## Written exercise
Copy all lines of the listing that include the string "this".

## Stored rows

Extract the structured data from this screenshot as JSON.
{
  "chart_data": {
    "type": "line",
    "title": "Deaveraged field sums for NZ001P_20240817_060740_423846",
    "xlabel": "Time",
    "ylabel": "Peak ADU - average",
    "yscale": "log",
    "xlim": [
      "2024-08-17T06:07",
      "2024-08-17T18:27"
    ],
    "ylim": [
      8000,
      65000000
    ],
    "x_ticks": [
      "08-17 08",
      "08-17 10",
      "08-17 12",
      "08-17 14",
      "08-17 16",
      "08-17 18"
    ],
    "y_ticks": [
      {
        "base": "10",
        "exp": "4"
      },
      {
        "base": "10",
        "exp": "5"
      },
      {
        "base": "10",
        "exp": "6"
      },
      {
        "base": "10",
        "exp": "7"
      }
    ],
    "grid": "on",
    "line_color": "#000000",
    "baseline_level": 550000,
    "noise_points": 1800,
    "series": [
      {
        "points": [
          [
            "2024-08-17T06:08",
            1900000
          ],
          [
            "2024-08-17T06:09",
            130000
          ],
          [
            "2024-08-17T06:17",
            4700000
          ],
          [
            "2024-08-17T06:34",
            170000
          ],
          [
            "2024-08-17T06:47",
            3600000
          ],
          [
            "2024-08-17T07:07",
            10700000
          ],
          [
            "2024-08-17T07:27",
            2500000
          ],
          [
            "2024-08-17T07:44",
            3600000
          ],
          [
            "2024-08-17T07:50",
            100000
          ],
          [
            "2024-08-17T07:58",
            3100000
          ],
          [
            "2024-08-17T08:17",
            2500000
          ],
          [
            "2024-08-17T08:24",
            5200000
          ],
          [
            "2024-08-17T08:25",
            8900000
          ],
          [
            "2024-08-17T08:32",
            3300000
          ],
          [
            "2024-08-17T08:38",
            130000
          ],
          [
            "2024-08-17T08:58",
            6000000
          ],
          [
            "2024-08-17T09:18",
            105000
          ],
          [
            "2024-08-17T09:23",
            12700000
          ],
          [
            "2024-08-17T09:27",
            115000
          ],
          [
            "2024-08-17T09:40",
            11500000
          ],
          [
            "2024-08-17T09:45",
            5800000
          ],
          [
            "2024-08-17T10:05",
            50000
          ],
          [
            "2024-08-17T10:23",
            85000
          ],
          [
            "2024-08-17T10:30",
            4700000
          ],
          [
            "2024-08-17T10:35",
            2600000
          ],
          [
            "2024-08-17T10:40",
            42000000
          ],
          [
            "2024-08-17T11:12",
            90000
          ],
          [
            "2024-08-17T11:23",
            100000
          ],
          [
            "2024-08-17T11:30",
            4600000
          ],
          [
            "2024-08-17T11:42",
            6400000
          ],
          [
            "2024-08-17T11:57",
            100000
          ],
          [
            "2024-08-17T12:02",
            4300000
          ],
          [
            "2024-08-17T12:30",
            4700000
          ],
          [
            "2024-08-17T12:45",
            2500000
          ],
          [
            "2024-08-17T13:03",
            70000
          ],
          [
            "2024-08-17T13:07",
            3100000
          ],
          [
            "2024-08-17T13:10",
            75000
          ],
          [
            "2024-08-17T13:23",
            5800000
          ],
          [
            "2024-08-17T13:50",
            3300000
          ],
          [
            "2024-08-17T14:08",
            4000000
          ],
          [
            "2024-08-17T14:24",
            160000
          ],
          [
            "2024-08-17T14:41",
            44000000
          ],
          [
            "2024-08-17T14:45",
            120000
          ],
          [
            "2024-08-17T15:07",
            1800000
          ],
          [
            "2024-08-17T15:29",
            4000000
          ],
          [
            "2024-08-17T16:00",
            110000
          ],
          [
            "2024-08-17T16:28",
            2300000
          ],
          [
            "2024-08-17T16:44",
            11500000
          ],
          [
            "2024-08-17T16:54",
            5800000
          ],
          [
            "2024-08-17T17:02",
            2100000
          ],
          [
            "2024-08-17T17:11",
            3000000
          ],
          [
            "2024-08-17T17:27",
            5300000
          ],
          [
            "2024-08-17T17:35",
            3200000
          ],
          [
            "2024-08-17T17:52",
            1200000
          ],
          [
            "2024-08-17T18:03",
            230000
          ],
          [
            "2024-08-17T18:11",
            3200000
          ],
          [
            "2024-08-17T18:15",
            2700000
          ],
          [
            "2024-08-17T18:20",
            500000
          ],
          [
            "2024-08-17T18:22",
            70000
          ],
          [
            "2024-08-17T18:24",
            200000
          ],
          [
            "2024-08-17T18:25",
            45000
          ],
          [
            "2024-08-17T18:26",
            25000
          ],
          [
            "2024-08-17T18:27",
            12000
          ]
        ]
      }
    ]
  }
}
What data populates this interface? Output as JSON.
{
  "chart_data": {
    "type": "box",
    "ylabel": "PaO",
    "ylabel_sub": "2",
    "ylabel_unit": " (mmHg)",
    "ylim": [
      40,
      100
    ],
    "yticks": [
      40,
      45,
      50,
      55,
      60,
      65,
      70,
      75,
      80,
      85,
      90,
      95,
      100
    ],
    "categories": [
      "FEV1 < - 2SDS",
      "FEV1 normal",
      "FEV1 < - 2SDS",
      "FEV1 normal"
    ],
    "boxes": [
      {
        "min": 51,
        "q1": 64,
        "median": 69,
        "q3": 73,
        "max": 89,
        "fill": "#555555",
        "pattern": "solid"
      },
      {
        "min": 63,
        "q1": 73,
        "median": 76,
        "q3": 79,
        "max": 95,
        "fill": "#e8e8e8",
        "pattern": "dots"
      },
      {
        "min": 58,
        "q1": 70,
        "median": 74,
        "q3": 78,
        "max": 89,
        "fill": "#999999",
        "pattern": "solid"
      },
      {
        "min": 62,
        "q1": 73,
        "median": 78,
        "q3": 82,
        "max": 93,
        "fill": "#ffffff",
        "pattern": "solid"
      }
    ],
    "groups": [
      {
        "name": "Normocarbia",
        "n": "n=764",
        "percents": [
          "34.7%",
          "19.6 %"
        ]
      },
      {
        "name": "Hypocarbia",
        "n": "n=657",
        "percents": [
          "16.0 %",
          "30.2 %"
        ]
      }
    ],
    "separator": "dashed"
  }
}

## Reply to the exercise
Extract the structured data from this screenshot as JSON.
What data populates this interface? Output as JSON.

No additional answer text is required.